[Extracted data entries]
···

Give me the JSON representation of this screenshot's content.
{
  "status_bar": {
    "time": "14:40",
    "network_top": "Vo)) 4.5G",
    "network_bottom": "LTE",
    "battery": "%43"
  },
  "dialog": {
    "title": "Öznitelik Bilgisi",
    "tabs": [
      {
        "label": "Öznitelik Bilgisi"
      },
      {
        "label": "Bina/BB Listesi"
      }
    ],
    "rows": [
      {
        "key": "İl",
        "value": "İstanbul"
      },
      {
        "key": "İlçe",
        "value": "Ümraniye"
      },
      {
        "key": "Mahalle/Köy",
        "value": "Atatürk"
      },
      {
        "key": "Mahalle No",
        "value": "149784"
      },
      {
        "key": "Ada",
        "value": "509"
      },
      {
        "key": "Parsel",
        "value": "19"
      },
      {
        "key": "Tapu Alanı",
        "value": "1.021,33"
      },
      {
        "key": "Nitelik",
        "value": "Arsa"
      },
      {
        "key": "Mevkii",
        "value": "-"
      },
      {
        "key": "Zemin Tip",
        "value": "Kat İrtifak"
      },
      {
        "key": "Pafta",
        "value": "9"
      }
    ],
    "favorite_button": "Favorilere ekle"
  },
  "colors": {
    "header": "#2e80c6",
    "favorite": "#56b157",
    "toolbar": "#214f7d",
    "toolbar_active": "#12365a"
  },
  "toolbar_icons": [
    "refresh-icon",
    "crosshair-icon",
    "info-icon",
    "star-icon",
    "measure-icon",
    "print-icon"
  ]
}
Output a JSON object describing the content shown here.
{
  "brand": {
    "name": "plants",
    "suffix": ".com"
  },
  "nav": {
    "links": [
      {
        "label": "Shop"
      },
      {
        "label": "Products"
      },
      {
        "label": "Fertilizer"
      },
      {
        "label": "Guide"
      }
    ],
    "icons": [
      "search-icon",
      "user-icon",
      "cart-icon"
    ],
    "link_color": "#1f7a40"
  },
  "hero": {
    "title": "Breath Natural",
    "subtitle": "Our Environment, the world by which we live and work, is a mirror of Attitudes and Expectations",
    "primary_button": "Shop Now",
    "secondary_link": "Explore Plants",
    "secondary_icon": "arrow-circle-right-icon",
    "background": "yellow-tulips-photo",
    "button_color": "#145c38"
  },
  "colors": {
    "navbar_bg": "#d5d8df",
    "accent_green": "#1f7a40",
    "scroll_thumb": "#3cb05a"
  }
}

···

Exercise task: Select every line in the material above where the string "Bilgisi" occurs, and copy it.

Task output:
    "title": "Öznitelik Bilgisi",
        "label": "Öznitelik Bilgisi"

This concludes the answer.